__Task prompt__
Out of the lines in this data, how many include "radiation"? Give the number and nothing else.

__Stored data__
** start **

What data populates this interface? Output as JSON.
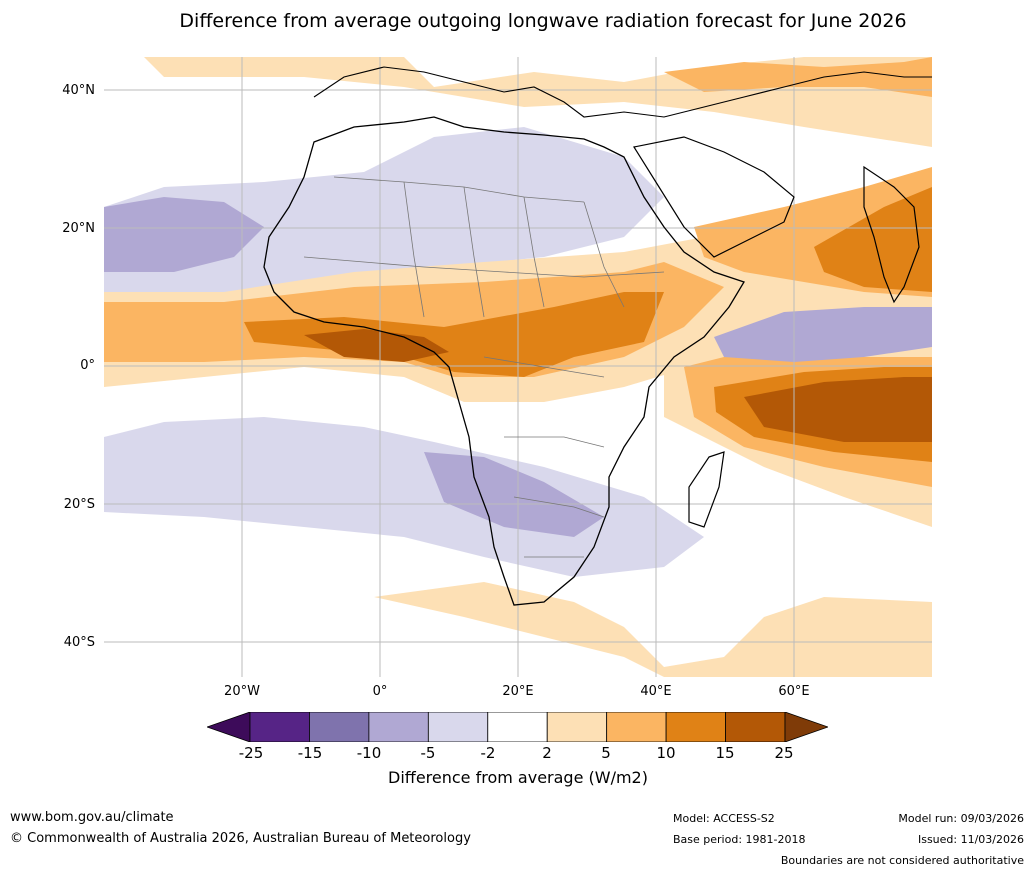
{
  "title": "Difference from average outgoing longwave radiation forecast for June 2026",
  "map": {
    "region": "Africa",
    "lat_labels": [
      "40°N",
      "20°N",
      "0°",
      "20°S",
      "40°S"
    ],
    "lon_labels": [
      "20°W",
      "0°",
      "20°E",
      "40°E",
      "60°E"
    ],
    "variable": "Outgoing longwave radiation difference from average"
  },
  "colorbar": {
    "ticks": [
      "-25",
      "-15",
      "-10",
      "-5",
      "-2",
      "2",
      "5",
      "10",
      "15",
      "25"
    ],
    "colors": [
      "#3d0b5a",
      "#562486",
      "#7f73ad",
      "#b0a8d3",
      "#d9d8ec",
      "#ffffff",
      "#fde0b5",
      "#fbb562",
      "#e08216",
      "#b35806",
      "#7f3b08"
    ],
    "label": "Difference from average (W/m2)"
  },
  "footer": {
    "website": "www.bom.gov.au/climate",
    "copyright": "© Commonwealth of Australia 2026, Australian Bureau of Meteorology",
    "model": "Model: ACCESS-S2",
    "base_period": "Base period: 1981-2018",
    "model_run": "Model run: 09/03/2026",
    "issued": "Issued: 11/03/2026",
    "disclaimer": "Boundaries are not considered authoritative"
  }
}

** end **

__Answer below__
2